→ **Your instructions**:
Keep only those lines of the records that include the string "Feuchte".

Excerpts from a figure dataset
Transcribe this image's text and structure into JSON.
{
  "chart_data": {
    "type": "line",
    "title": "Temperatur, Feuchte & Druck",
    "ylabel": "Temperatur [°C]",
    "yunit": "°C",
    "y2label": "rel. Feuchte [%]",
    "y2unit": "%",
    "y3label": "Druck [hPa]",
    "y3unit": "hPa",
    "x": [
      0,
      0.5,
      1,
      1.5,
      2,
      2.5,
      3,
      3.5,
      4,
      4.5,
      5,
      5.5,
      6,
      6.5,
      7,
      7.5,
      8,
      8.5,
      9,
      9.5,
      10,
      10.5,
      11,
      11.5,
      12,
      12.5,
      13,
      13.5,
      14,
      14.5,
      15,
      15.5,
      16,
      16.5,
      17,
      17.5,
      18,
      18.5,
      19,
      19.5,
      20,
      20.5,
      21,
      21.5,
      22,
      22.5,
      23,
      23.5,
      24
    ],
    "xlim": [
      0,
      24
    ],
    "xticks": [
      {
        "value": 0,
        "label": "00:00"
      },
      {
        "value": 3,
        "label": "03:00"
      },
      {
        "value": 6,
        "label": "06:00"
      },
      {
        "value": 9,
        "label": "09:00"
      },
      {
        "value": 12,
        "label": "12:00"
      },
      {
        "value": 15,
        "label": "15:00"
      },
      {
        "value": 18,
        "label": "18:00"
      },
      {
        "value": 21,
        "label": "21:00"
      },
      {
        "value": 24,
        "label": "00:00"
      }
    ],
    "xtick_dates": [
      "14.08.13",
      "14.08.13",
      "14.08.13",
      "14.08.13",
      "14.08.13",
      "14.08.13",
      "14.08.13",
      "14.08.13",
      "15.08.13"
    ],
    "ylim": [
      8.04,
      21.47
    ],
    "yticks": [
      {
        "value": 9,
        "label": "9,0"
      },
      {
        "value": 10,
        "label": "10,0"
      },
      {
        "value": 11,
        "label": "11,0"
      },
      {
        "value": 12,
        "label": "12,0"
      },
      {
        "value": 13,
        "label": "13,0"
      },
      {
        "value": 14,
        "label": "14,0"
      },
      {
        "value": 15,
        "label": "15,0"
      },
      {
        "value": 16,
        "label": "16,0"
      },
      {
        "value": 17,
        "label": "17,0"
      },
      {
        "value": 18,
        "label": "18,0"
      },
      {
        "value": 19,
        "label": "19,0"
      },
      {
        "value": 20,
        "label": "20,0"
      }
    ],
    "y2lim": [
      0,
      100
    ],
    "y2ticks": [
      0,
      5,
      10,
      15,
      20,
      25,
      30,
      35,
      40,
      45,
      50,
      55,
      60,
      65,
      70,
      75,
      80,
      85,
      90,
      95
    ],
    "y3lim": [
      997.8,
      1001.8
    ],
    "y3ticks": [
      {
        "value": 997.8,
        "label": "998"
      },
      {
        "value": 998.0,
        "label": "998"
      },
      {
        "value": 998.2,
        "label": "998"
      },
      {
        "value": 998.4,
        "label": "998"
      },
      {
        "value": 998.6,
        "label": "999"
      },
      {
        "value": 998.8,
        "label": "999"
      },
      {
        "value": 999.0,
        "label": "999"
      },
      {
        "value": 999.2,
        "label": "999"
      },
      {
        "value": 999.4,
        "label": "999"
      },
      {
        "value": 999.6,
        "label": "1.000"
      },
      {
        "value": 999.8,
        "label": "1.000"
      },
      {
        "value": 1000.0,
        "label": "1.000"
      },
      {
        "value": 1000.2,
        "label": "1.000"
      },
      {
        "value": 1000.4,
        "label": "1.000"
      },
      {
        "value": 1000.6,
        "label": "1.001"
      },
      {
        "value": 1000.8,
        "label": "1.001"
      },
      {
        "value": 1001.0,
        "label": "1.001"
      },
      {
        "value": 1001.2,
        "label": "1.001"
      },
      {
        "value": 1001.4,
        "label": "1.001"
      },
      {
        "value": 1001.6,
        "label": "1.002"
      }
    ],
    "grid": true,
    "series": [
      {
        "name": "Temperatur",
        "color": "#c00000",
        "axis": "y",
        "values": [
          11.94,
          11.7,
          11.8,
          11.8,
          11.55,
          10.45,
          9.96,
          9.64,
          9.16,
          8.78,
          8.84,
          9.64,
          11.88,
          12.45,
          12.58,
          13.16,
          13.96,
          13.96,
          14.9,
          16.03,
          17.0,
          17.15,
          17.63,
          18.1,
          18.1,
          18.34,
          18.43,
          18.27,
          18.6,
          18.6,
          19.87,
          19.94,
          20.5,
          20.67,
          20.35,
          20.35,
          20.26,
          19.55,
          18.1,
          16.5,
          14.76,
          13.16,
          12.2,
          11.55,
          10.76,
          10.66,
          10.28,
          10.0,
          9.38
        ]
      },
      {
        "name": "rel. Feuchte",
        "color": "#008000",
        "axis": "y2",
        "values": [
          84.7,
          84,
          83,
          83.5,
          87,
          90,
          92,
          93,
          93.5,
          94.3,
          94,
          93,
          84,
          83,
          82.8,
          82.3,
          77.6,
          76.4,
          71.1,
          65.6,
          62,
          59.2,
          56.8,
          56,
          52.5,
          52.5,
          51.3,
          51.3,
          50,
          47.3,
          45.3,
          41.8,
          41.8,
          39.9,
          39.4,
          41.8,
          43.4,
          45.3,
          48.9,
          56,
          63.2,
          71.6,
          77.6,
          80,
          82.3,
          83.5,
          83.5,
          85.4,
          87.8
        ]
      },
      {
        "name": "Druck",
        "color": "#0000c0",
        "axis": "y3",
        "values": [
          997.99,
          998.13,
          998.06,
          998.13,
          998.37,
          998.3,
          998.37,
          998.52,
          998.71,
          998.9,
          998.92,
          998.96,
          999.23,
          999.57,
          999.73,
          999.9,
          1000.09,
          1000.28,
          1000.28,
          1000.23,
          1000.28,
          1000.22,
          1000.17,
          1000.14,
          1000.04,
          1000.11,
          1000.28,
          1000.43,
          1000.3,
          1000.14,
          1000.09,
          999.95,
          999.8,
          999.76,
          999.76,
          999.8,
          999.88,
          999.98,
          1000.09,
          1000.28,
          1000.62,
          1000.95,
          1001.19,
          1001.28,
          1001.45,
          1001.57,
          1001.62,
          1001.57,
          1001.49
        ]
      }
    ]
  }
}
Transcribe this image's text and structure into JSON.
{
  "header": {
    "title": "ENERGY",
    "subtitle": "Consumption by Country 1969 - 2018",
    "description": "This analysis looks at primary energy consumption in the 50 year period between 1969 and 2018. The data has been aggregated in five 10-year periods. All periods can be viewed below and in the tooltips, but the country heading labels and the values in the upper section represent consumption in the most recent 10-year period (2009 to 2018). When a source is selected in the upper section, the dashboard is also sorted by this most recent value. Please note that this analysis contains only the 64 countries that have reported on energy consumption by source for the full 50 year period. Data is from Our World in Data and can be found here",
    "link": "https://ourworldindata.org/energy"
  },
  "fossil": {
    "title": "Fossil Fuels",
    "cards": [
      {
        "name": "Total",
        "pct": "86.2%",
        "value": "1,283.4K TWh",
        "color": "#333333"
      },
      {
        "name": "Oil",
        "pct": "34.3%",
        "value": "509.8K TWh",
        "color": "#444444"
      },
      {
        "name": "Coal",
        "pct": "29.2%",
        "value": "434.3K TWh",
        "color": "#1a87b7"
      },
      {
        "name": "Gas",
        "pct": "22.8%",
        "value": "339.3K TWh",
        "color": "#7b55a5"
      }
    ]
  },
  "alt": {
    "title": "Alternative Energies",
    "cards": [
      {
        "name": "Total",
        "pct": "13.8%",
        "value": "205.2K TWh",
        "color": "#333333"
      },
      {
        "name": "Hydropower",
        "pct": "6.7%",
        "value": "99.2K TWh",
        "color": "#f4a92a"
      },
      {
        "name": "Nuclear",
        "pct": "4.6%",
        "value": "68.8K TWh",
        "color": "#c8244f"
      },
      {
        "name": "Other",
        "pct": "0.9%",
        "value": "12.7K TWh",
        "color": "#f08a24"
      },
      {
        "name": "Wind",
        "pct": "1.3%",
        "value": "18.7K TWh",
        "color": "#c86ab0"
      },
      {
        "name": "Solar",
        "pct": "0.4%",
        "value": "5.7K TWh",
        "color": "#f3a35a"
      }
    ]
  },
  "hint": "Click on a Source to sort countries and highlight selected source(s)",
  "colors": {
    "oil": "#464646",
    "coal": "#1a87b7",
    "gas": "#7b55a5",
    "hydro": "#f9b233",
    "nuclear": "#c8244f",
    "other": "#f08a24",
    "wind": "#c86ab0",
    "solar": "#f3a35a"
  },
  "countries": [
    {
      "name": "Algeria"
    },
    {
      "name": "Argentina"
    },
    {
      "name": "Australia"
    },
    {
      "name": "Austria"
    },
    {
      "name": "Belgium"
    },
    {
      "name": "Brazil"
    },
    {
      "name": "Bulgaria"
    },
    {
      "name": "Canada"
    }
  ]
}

→ **Task result**:
    "title": "Temperatur, Feuchte & Druck",
    "y2label": "rel. Feuchte [%]",
        "name": "rel. Feuchte",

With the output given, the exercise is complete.